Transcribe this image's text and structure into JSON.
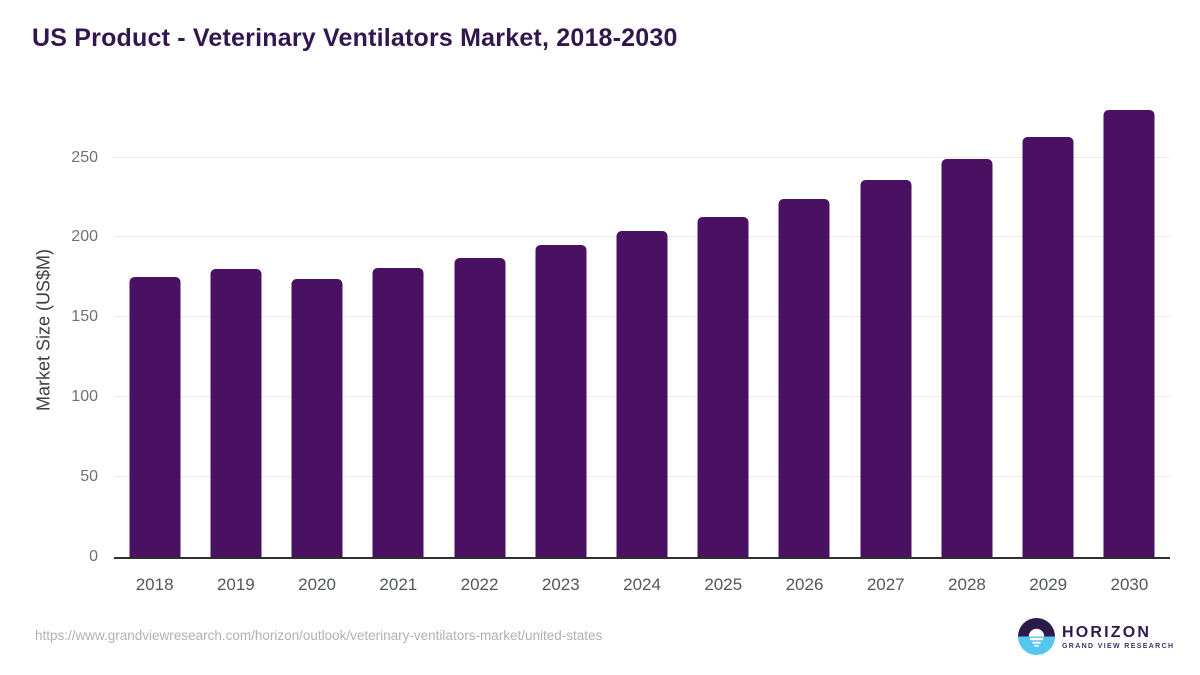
{
  "header": {
    "title": "US Product - Veterinary Ventilators Market, 2018-2030"
  },
  "chart_data": {
    "type": "bar",
    "title": "US Product - Veterinary Ventilators Market, 2018-2030",
    "categories": [
      "2018",
      "2019",
      "2020",
      "2021",
      "2022",
      "2023",
      "2024",
      "2025",
      "2026",
      "2027",
      "2028",
      "2029",
      "2030"
    ],
    "values": [
      175,
      180,
      174,
      181,
      187,
      195,
      204,
      213,
      224,
      236,
      249,
      263,
      280
    ],
    "xlabel": "",
    "ylabel": "Market Size (US$M)",
    "ylim": [
      0,
      287
    ],
    "yticks": [
      0,
      50,
      100,
      150,
      200,
      250
    ],
    "grid": "horizontal-light",
    "legend": "none",
    "bar_color": "#4a1163"
  },
  "footer": {
    "source_url": "https://www.grandviewresearch.com/horizon/outlook/veterinary-ventilators-market/united-states",
    "logo": {
      "name": "HORIZON",
      "subtitle": "GRAND VIEW RESEARCH"
    }
  },
  "colors": {
    "bar": "#4a1163",
    "title_text": "#32164e",
    "axis_line": "#2f2f2f",
    "gridline": "#e8e8e8",
    "tick_text": "#707070",
    "x_label_text": "#54575a",
    "url_text": "#b1b1b1",
    "logo_dark": "#2d1a4a",
    "logo_blue": "#56c5f0"
  }
}
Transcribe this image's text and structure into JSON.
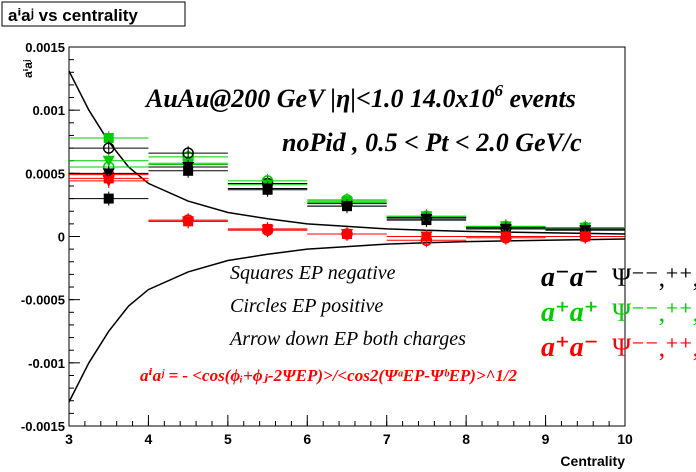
{
  "chart_data": {
    "type": "scatter",
    "title": "aⁱaʲ vs centrality",
    "xlabel": "Centrality",
    "ylabel": "aⁱaʲ",
    "xlim": [
      3,
      10
    ],
    "ylim": [
      -0.0015,
      0.0015
    ],
    "x_ticks": [
      "3",
      "4",
      "5",
      "6",
      "7",
      "8",
      "9",
      "10"
    ],
    "y_ticks": [
      "-0.0015",
      "-0.001",
      "-0.0005",
      "0",
      "0.0005",
      "0.001",
      "0.0015"
    ],
    "grid": false,
    "x": [
      3.5,
      4.5,
      5.5,
      6.5,
      7.5,
      8.5,
      9.5
    ],
    "series": [
      {
        "marker": "square",
        "color": "#00cc00",
        "values": [
          0.00078,
          0.00058,
          0.00042,
          0.00028,
          0.00015,
          7e-05,
          6e-05
        ]
      },
      {
        "marker": "square",
        "color": "#000000",
        "values": [
          0.0003,
          0.00052,
          0.00037,
          0.00024,
          0.00013,
          6e-05,
          5e-05
        ]
      },
      {
        "marker": "square",
        "color": "#ff0000",
        "values": [
          0.00046,
          0.00012,
          6e-05,
          2e-05,
          0.0,
          0.0,
          0.0
        ]
      },
      {
        "marker": "circle",
        "color": "#00cc00",
        "values": [
          0.00055,
          0.00063,
          0.00044,
          0.00029,
          0.00016,
          8e-05,
          7e-05
        ]
      },
      {
        "marker": "circle",
        "color": "#000000",
        "values": [
          0.0007,
          0.00066,
          0.00042,
          0.00026,
          0.00015,
          7e-05,
          6e-05
        ]
      },
      {
        "marker": "circle",
        "color": "#ff0000",
        "values": [
          0.00049,
          0.00013,
          5e-05,
          2e-05,
          -3e-05,
          -1e-05,
          0.0
        ]
      },
      {
        "marker": "triangle-down",
        "color": "#00cc00",
        "values": [
          0.0006,
          0.00057,
          0.00041,
          0.00027,
          0.00016,
          8e-05,
          7e-05
        ]
      },
      {
        "marker": "triangle-down",
        "color": "#000000",
        "values": [
          0.0005,
          0.00055,
          0.00038,
          0.00024,
          0.00014,
          6e-05,
          5e-05
        ]
      },
      {
        "marker": "triangle-down",
        "color": "#ff0000",
        "values": [
          0.00044,
          0.00012,
          5e-05,
          2e-05,
          0.0,
          0.0,
          0.0
        ]
      }
    ],
    "curves": [
      {
        "color": "#000000",
        "x": [
          3.0,
          3.25,
          3.5,
          3.75,
          4.0,
          4.5,
          5.0,
          5.5,
          6.0,
          6.5,
          7.0,
          7.5,
          8.0,
          9.0,
          10.0
        ],
        "values": [
          0.00131,
          0.001,
          0.00075,
          0.00055,
          0.00042,
          0.00028,
          0.00019,
          0.00014,
          0.0001,
          8e-05,
          6e-05,
          5e-05,
          4e-05,
          3e-05,
          2e-05
        ]
      },
      {
        "color": "#000000",
        "x": [
          3.0,
          3.25,
          3.5,
          3.75,
          4.0,
          4.5,
          5.0,
          5.5,
          6.0,
          6.5,
          7.0,
          7.5,
          8.0,
          9.0,
          10.0
        ],
        "values": [
          -0.00131,
          -0.001,
          -0.00075,
          -0.00055,
          -0.00042,
          -0.00028,
          -0.00019,
          -0.00014,
          -0.0001,
          -8e-05,
          -6e-05,
          -5e-05,
          -4e-05,
          -3e-05,
          -2e-05
        ]
      }
    ],
    "annotations": {
      "header1_pre": "AuAu@200 GeV |η|<1.0 14.0x10",
      "header1_sup": "6",
      "header1_post": " events",
      "header2": "noPid , 0.5 < Pt < 2.0 GeV/c",
      "note1": "Squares EP negative",
      "note2": "Circles EP positive",
      "note3": "Arrow down EP both charges",
      "formula": "aⁱaʲ = - <cos(ϕᵢ+ϕⱼ-2ΨEP)>/<cos2(ΨᵃEP-ΨᵇEP)>^1/2"
    },
    "legend": [
      {
        "label": "a⁺a⁺",
        "psi": "Ψ⁻⁻,⁺⁺,⁺-",
        "color": "#00cc00"
      },
      {
        "label": "a⁻a⁻",
        "psi": "Ψ⁻⁻,⁺⁺,⁺-",
        "color": "#000000"
      },
      {
        "label": "a⁺a⁻",
        "psi": "Ψ⁻⁻,⁺⁺,⁺-",
        "color": "#ff0000"
      }
    ]
  }
}
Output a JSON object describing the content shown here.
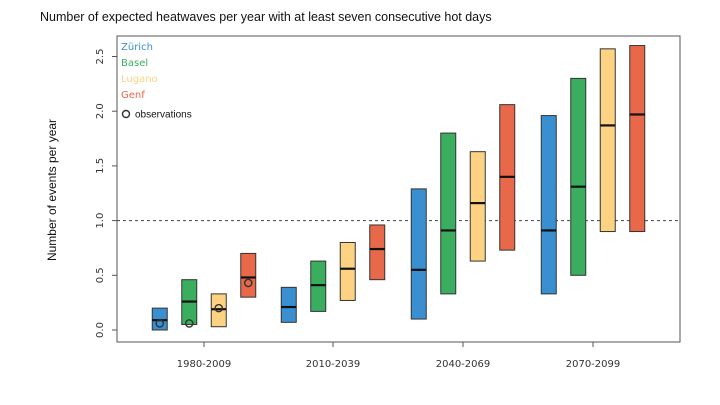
{
  "chart_data": {
    "type": "box",
    "title": "Number of expected heatwaves per year with at least seven consecutive hot days",
    "ylabel": "Number of events per year",
    "xlabel": "",
    "ylim": [
      0,
      2.65
    ],
    "yticks": [
      "0.0",
      "0.5",
      "1.0",
      "1.5",
      "2.0",
      "2.5"
    ],
    "reference_line": 1.0,
    "categories": [
      "1980-2009",
      "2010-2039",
      "2040-2069",
      "2070-2099"
    ],
    "series": [
      {
        "name": "Zürich",
        "color": "#3a8fd1",
        "ranges": [
          [
            0.0,
            0.2
          ],
          [
            0.07,
            0.39
          ],
          [
            0.1,
            1.29
          ],
          [
            0.33,
            1.96
          ]
        ],
        "medians": [
          0.09,
          0.21,
          0.55,
          0.91
        ]
      },
      {
        "name": "Basel",
        "color": "#3aae5e",
        "ranges": [
          [
            0.05,
            0.46
          ],
          [
            0.17,
            0.63
          ],
          [
            0.33,
            1.8
          ],
          [
            0.5,
            2.3
          ]
        ],
        "medians": [
          0.26,
          0.41,
          0.91,
          1.31
        ]
      },
      {
        "name": "Lugano",
        "color": "#fdd383",
        "ranges": [
          [
            0.03,
            0.33
          ],
          [
            0.27,
            0.8
          ],
          [
            0.63,
            1.63
          ],
          [
            0.9,
            2.57
          ]
        ],
        "medians": [
          0.19,
          0.56,
          1.16,
          1.87
        ]
      },
      {
        "name": "Genf",
        "color": "#e8684a",
        "ranges": [
          [
            0.3,
            0.7
          ],
          [
            0.46,
            0.96
          ],
          [
            0.73,
            2.06
          ],
          [
            0.9,
            2.6
          ]
        ],
        "medians": [
          0.48,
          0.74,
          1.4,
          1.97
        ]
      }
    ],
    "observations": {
      "label": "observations",
      "values": [
        [
          0.06,
          0.06,
          0.2,
          0.43
        ],
        [
          null,
          null,
          null,
          null
        ],
        [
          null,
          null,
          null,
          null
        ],
        [
          null,
          null,
          null,
          null
        ]
      ]
    },
    "legend_placement": "top-left"
  }
}
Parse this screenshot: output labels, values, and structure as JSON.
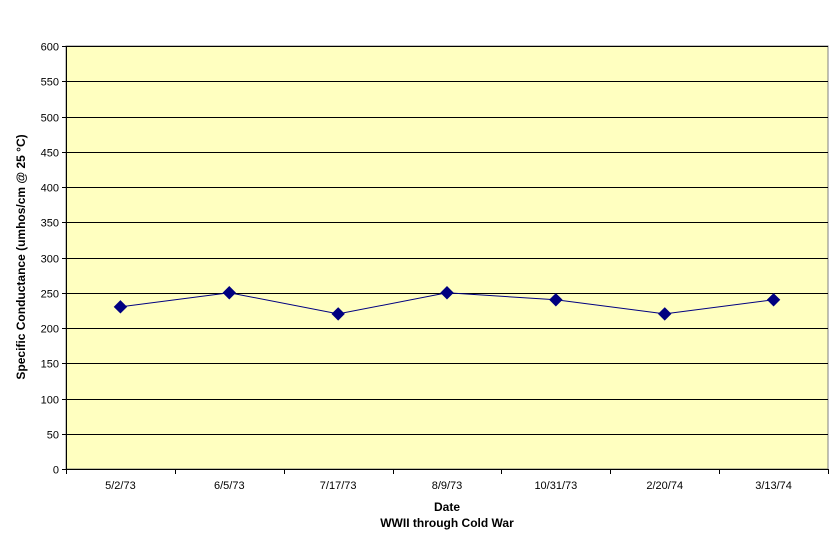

• Task to carry out
Copy each line above that contains the word "aⁱaʲ".

• Result for this task
    "title": "aⁱaʲ vs centrality",
    "ylabel": "aⁱaʲ",
      "formula": "aⁱaʲ = - <cos(ϕᵢ+ϕⱼ-2ΨEP)>/<cos2(ΨᵃEP-ΨᵇEP)>^1/2"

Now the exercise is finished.